---------- Data entries ----------
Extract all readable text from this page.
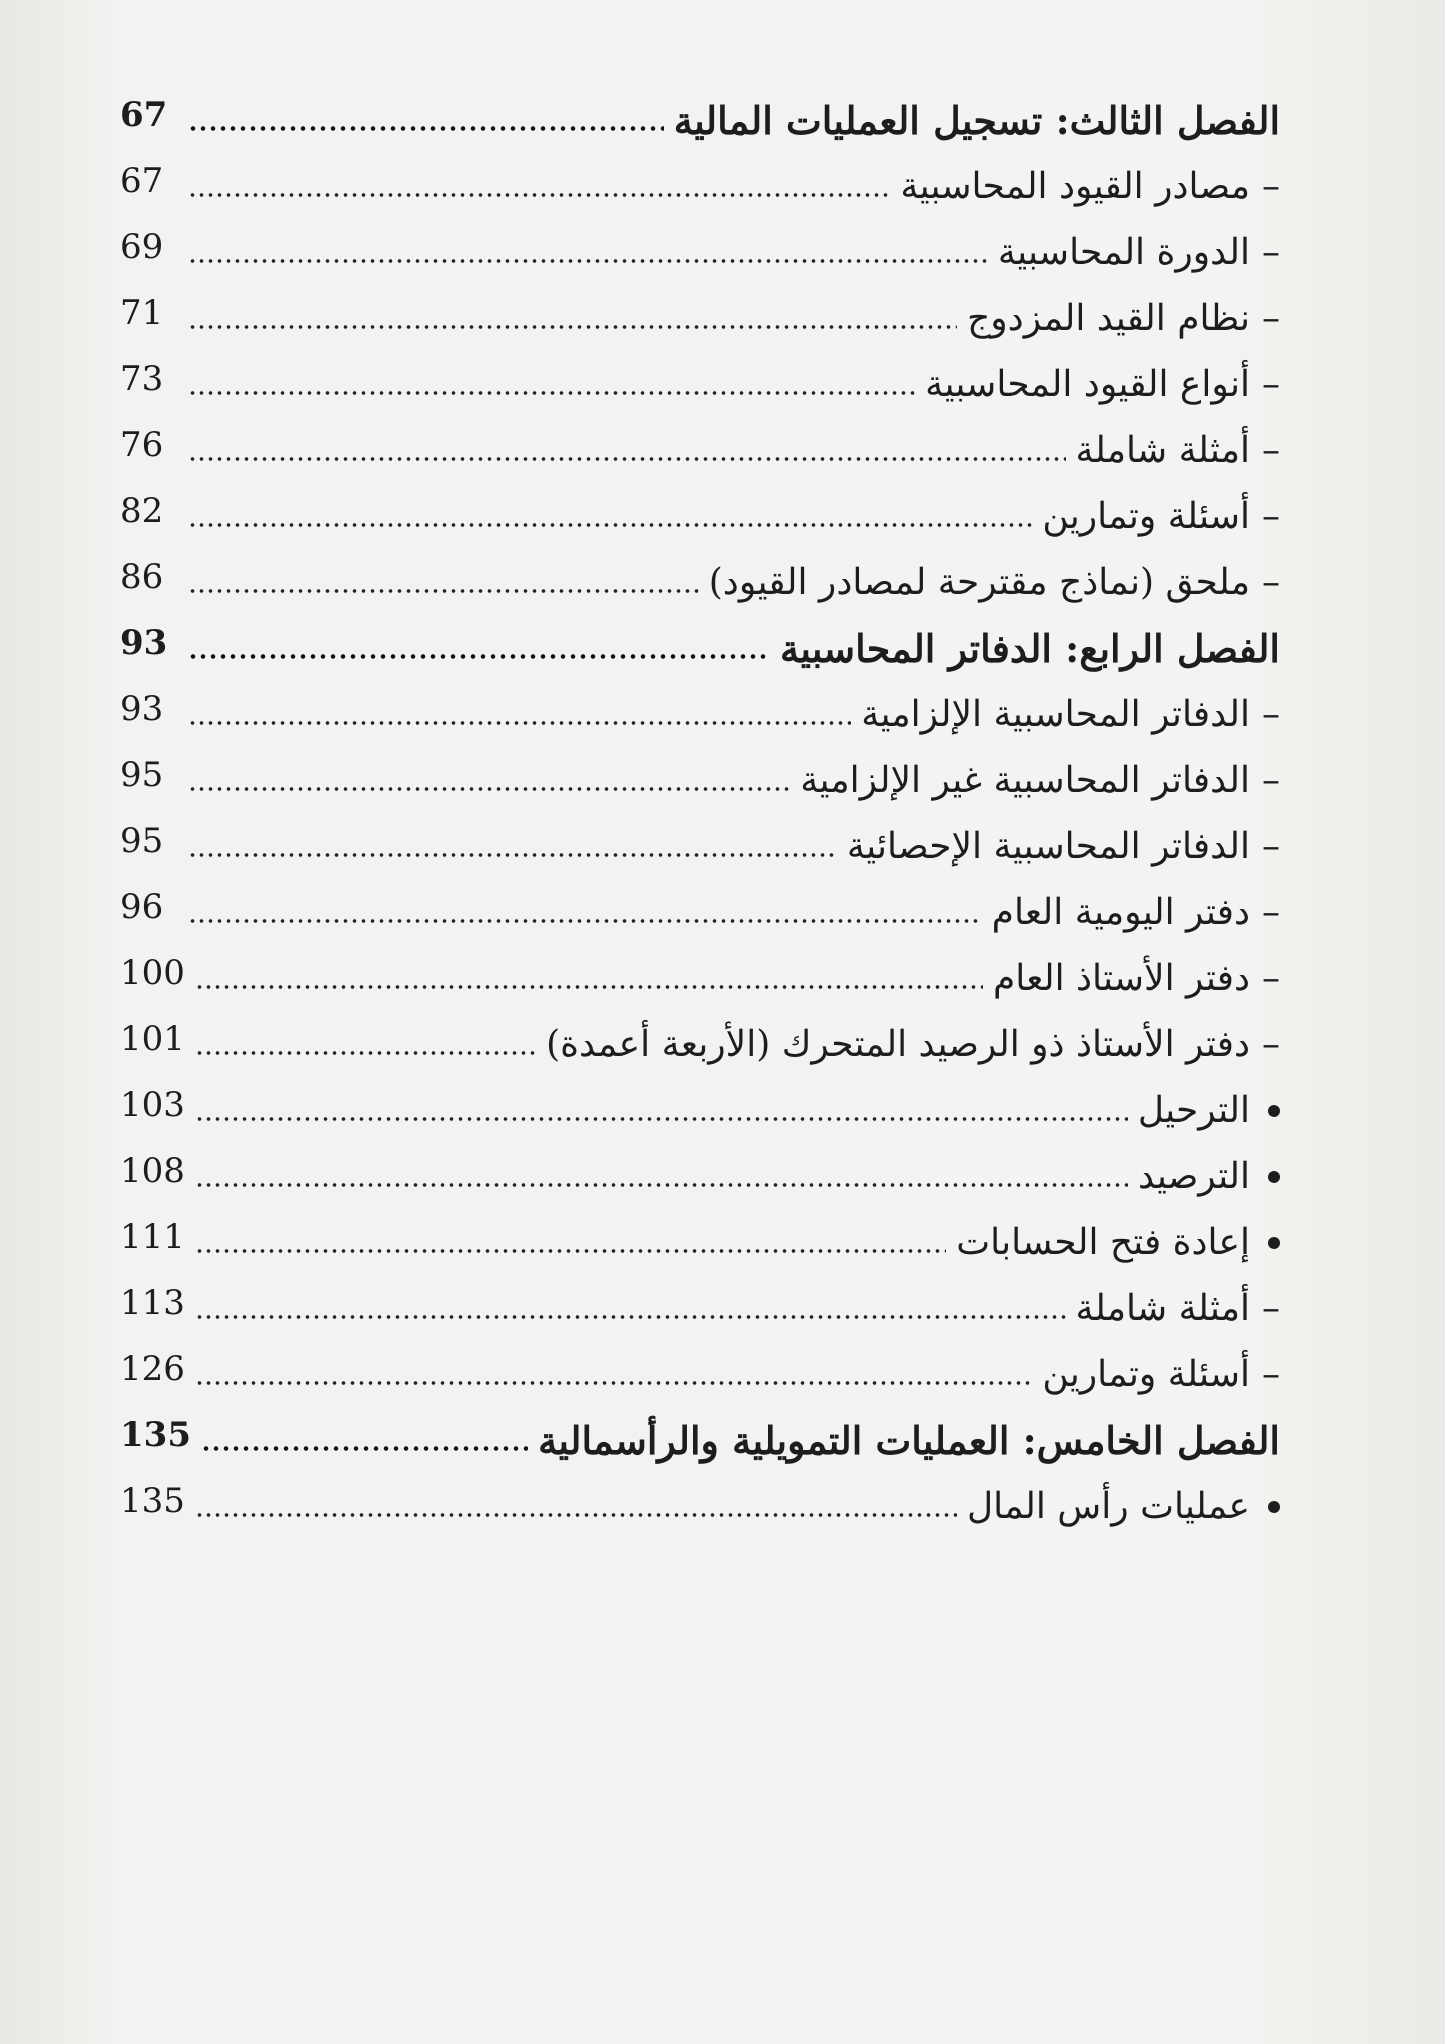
الفصل الثالث: تسجيل العمليات المالية
67
–
مصادر القيود المحاسبية
67
–
الدورة المحاسبية
69
–
نظام القيد المزدوج
71
–
أنواع القيود المحاسبية
73
–
أمثلة شاملة
76
–
أسئلة وتمارين
82
–
ملحق (نماذج مقترحة لمصادر القيود)
86
الفصل الرابع: الدفاتر المحاسبية
93
–
الدفاتر المحاسبية الإلزامية
93
–
الدفاتر المحاسبية غير الإلزامية
95
–
الدفاتر المحاسبية الإحصائية
95
–
دفتر اليومية العام
96
–
دفتر الأستاذ العام
100
–
دفتر الأستاذ ذو الرصيد المتحرك (الأربعة أعمدة)
101
الترحيل
103
الترصيد
108
إعادة فتح الحسابات
111
–
أمثلة شاملة
113
–
أسئلة وتمارين
126
الفصل الخامس: العمليات التمويلية والرأسمالية
135
عمليات رأس المال
135
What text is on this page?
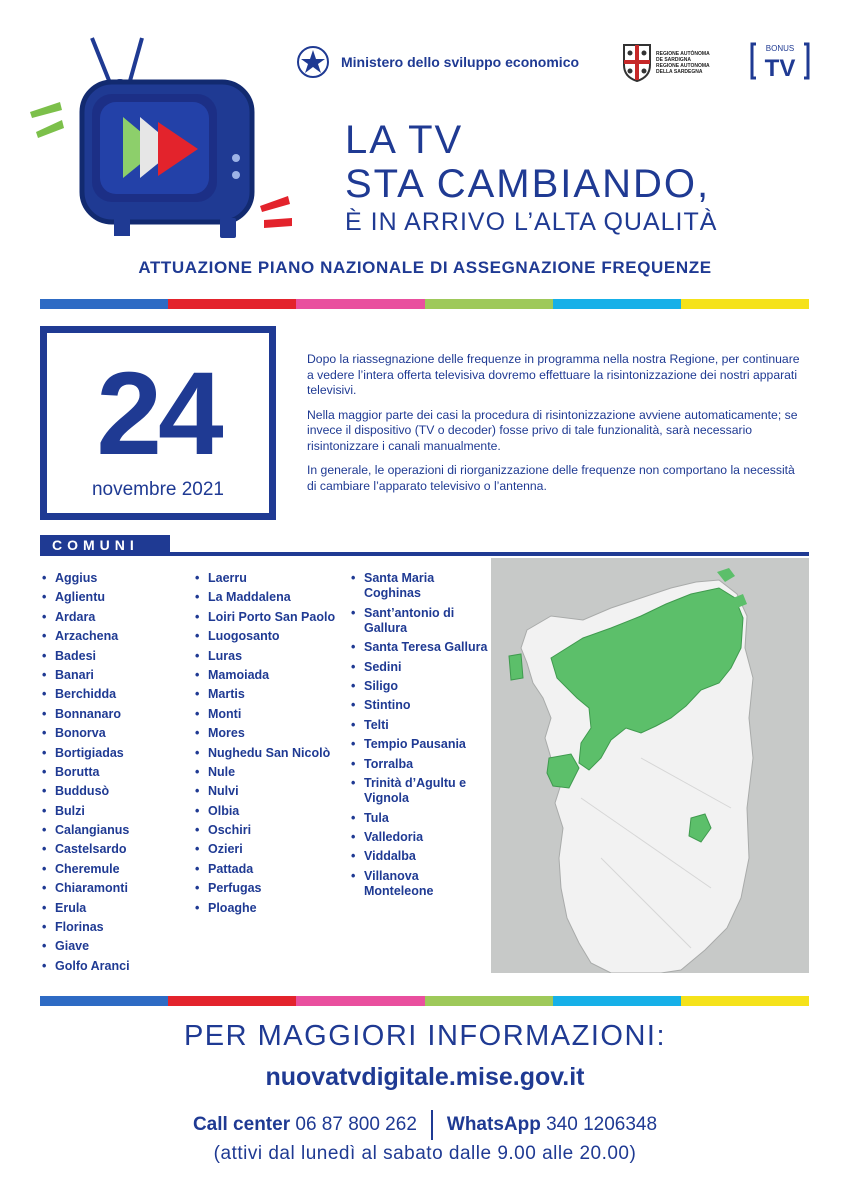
Ministero dello sviluppo economico	REGIONE AUTÒNOMA
DE SARDIGNA
REGIONE AUTONOMA
DELLA SARDEGNA
BONUS
TV
LA TV
STA CAMBIANDO,
È IN ARRIVO L’ALTA QUALITÀ
ATTUAZIONE PIANO NAZIONALE DI ASSEGNAZIONE FREQUENZE
24
novembre 2021

Dopo la riassegnazione delle frequenze in programma nella nostra Regione, per continuare a vedere l’intera offerta televisiva dovremo effettuare la risintonizzazione dei nostri apparati televisivi.

Nella maggior parte dei casi la procedura di risintonizzazione avviene automaticamente; se invece il dispositivo (TV o decoder) fosse privo di tale funzionalità, sarà necessario risintonizzare i canali manualmente.

In generale, le operazioni di riorganizzazione delle frequenze non comportano la necessità di cambiare l’apparato televisivo o l’antenna.

COMUNI
• Aggius
• Aglientu
• Ardara
• Arzachena
• Badesi
• Banari
• Berchidda
• Bonnanaro
• Bonorva
• Bortigiadas
• Borutta
• Buddusò
• Bulzi
• Calangianus
• Castelsardo
• Cheremule
• Chiaramonti
• Erula
• Florinas
• Giave
• Golfo Aranci
• Laerru
• La Maddalena
• Loiri Porto San Paolo
• Luogosanto
• Luras
• Mamoiada
• Martis
• Monti
• Mores
• Nughedu San Nicolò
• Nule
• Nulvi
• Olbia
• Oschiri
• Ozieri
• Pattada
• Perfugas
• Ploaghe
• Santa Maria Coghinas
• Sant’antonio di Gallura
• Santa Teresa Gallura
• Sedini
• Siligo
• Stintino
• Telti
• Tempio Pausania
• Torralba
• Trinità d’Agultu e Vignola
• Tula
• Valledoria
• Viddalba
• Villanova Monteleone
PER MAGGIORI INFORMAZIONI:
nuovatvdigitale.mise.gov.it
Call center 06 87 800 262 WhatsApp 340 1206348
(attivi dal lunedì al sabato dalle 9.00 alle 20.00)
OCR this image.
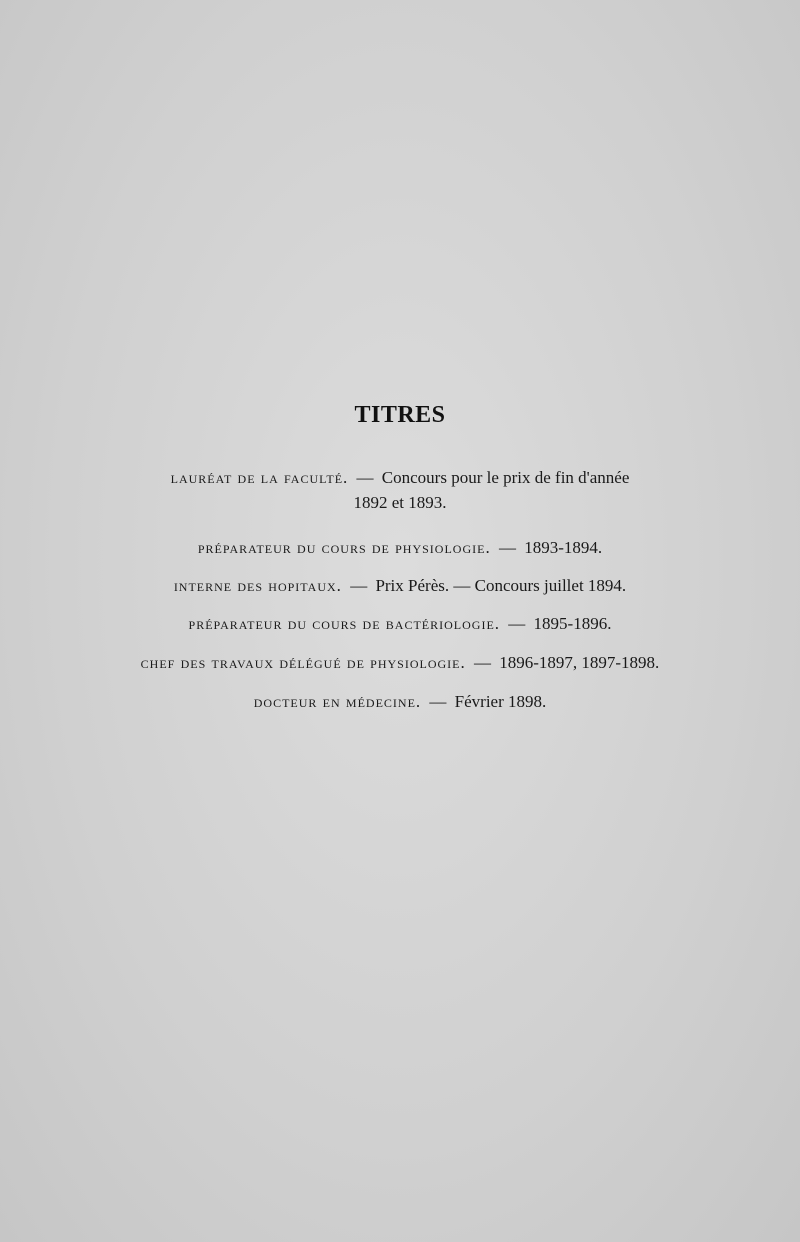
TITRES
lauréat de la faculté. — Concours pour le prix de fin d'année
1892 et 1893.
préparateur du cours de physiologie. — 1893-1894.
interne des hopitaux. — Prix Pérès. — Concours juillet 1894.
préparateur du cours de bactériologie. — 1895-1896.
chef des travaux délégué de physiologie. — 1896-1897, 1897-1898.
docteur en médecine. — Février 1898.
----------
- What needs to be done
Which lines include "préparateur"? Copy each of them out.

- Solution
préparateur du cours de physiologie. — 1893-1894.
préparateur du cours de bactériologie. — 1895-1896.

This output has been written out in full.